Work to be completed
Transcribe the material in full. Nothing should differ except that the pictures are left out.

Record extracts
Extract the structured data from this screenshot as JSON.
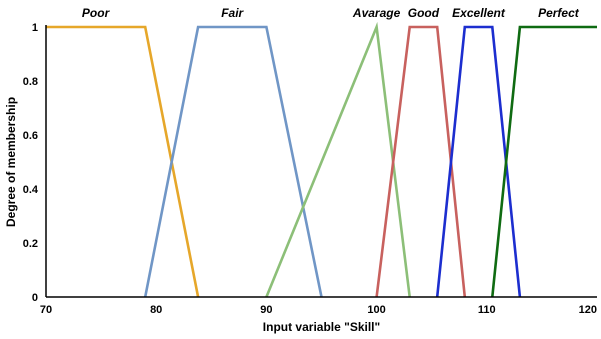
{
  "chart_data": {
    "type": "line",
    "title": "",
    "xlabel": "Input variable \"Skill\"",
    "ylabel": "Degree of membership",
    "xlim": [
      70,
      120
    ],
    "ylim": [
      0,
      1
    ],
    "x_ticks": [
      "70",
      "80",
      "90",
      "100",
      "110",
      "120"
    ],
    "y_ticks": [
      "0",
      "0.2",
      "0.4",
      "0.6",
      "0.8",
      "1"
    ],
    "grid": false,
    "series": [
      {
        "name": "Poor",
        "color": "#e6a72a",
        "points": [
          [
            70,
            1
          ],
          [
            79,
            1
          ],
          [
            83.8,
            0
          ]
        ]
      },
      {
        "name": "Fair",
        "color": "#7096c6",
        "points": [
          [
            79,
            0
          ],
          [
            83.8,
            1
          ],
          [
            90,
            1
          ],
          [
            95,
            0
          ]
        ]
      },
      {
        "name": "Avarage",
        "color": "#8cbf78",
        "points": [
          [
            90,
            0
          ],
          [
            100,
            1
          ],
          [
            103,
            0
          ]
        ]
      },
      {
        "name": "Good",
        "color": "#c8615e",
        "points": [
          [
            100,
            0
          ],
          [
            103,
            1
          ],
          [
            105.5,
            1
          ],
          [
            108,
            0
          ]
        ]
      },
      {
        "name": "Excellent",
        "color": "#1c2ecf",
        "points": [
          [
            105.5,
            0
          ],
          [
            108,
            1
          ],
          [
            110.5,
            1
          ],
          [
            113,
            0
          ]
        ]
      },
      {
        "name": "Perfect",
        "color": "#0f6b12",
        "points": [
          [
            110.5,
            0
          ],
          [
            113,
            1
          ],
          [
            120,
            1
          ]
        ]
      }
    ]
  }
}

Exercise solution
Extract the structured data from this screenshot as JSON.
{
  "chart_data": {
    "type": "line",
    "title": "",
    "xlabel": "Input variable \"Skill\"",
    "ylabel": "Degree of membership",
    "xlim": [
      70,
      120
    ],
    "ylim": [
      0,
      1
    ],
    "x_ticks": [
      "70",
      "80",
      "90",
      "100",
      "110",
      "120"
    ],
    "y_ticks": [
      "0",
      "0.2",
      "0.4",
      "0.6",
      "0.8",
      "1"
    ],
    "grid": false,
    "series": [
      {
        "name": "Poor",
        "color": "#e6a72a",
        "points": [
          [
            70,
            1
          ],
          [
            79,
            1
          ],
          [
            83.8,
            0
          ]
        ]
      },
      {
        "name": "Fair",
        "color": "#7096c6",
        "points": [
          [
            79,
            0
          ],
          [
            83.8,
            1
          ],
          [
            90,
            1
          ],
          [
            95,
            0
          ]
        ]
      },
      {
        "name": "Avarage",
        "color": "#8cbf78",
        "points": [
          [
            90,
            0
          ],
          [
            100,
            1
          ],
          [
            103,
            0
          ]
        ]
      },
      {
        "name": "Good",
        "color": "#c8615e",
        "points": [
          [
            100,
            0
          ],
          [
            103,
            1
          ],
          [
            105.5,
            1
          ],
          [
            108,
            0
          ]
        ]
      },
      {
        "name": "Excellent",
        "color": "#1c2ecf",
        "points": [
          [
            105.5,
            0
          ],
          [
            108,
            1
          ],
          [
            110.5,
            1
          ],
          [
            113,
            0
          ]
        ]
      },
      {
        "name": "Perfect",
        "color": "#0f6b12",
        "points": [
          [
            110.5,
            0
          ],
          [
            113,
            1
          ],
          [
            120,
            1
          ]
        ]
      }
    ]
  }
}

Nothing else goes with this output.